→ TASK DESCRIPTION:
Using the data below, copy each line that includes the word "your".

→ GIVEN ENTRIES:
+---+
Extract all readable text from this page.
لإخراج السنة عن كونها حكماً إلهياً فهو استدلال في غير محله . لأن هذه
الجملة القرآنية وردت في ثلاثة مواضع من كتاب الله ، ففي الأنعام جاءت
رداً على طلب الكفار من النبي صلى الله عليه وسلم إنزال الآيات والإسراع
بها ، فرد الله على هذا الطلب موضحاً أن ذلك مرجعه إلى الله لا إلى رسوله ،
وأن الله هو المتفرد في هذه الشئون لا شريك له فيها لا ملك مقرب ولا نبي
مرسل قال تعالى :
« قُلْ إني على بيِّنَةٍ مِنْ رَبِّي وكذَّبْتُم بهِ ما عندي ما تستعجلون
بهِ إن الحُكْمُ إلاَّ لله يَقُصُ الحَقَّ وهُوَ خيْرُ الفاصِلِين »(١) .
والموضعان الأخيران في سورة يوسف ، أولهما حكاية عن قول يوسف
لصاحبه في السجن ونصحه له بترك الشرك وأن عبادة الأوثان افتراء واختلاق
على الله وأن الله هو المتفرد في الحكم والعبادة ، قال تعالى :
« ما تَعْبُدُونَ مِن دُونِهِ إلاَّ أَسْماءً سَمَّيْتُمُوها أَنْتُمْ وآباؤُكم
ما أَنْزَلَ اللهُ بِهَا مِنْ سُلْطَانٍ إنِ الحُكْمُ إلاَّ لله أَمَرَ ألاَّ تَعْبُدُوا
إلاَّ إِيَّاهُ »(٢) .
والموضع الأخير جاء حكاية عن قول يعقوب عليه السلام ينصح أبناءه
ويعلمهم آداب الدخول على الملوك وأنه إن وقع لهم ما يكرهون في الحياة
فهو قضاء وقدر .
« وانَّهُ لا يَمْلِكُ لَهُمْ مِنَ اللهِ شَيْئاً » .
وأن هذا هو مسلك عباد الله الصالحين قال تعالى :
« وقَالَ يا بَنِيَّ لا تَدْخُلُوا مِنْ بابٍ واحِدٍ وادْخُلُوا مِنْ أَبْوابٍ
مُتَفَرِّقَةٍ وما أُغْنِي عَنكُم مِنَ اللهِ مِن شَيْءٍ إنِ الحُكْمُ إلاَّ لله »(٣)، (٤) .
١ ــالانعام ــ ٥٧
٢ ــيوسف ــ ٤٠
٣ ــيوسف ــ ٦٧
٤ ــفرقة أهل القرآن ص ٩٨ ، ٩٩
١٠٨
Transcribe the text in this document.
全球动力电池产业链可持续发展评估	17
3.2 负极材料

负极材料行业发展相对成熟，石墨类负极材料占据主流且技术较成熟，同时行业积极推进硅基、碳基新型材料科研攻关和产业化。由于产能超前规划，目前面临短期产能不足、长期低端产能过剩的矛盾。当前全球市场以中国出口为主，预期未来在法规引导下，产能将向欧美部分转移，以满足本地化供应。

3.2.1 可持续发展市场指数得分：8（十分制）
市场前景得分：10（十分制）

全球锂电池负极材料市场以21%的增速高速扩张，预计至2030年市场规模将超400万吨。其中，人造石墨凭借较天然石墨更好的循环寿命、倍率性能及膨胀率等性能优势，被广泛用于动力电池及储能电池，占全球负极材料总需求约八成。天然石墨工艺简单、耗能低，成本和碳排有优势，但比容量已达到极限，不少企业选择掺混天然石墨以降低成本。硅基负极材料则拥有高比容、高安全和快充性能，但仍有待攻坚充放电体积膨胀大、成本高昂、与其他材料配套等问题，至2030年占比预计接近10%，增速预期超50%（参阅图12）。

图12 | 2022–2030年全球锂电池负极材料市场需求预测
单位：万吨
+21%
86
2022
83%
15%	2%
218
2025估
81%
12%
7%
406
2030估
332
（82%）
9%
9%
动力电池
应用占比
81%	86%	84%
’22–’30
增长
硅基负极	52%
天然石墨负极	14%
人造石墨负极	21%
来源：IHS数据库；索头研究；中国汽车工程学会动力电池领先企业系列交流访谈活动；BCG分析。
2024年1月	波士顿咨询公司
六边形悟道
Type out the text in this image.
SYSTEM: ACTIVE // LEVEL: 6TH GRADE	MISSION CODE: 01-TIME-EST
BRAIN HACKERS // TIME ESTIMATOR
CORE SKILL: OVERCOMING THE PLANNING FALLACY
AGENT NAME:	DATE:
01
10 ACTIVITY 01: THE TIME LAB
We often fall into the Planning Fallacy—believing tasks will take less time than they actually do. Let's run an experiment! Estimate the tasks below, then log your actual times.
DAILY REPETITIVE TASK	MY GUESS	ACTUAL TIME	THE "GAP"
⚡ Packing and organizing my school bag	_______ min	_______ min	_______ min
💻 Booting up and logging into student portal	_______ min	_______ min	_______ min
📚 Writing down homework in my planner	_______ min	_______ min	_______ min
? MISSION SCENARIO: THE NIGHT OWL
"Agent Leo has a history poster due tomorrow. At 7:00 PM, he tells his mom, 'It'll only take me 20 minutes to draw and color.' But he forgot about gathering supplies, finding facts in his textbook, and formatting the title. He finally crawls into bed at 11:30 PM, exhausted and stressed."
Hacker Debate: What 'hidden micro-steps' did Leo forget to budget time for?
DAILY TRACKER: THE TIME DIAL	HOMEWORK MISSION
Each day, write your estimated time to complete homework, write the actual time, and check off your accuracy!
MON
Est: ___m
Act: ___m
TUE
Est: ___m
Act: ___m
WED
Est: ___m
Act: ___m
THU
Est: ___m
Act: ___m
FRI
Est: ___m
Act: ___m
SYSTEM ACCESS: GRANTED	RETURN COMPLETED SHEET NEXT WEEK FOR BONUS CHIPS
+---+
→ EXERCISE RESULT:
We often fall into the Planning Fallacy—believing tasks will take less time than they actually do. Let's run an experiment! Estimate the tasks below, then log your actual times.
Each day, write your estimated time to complete homework, write the actual time, and check off your accuracy!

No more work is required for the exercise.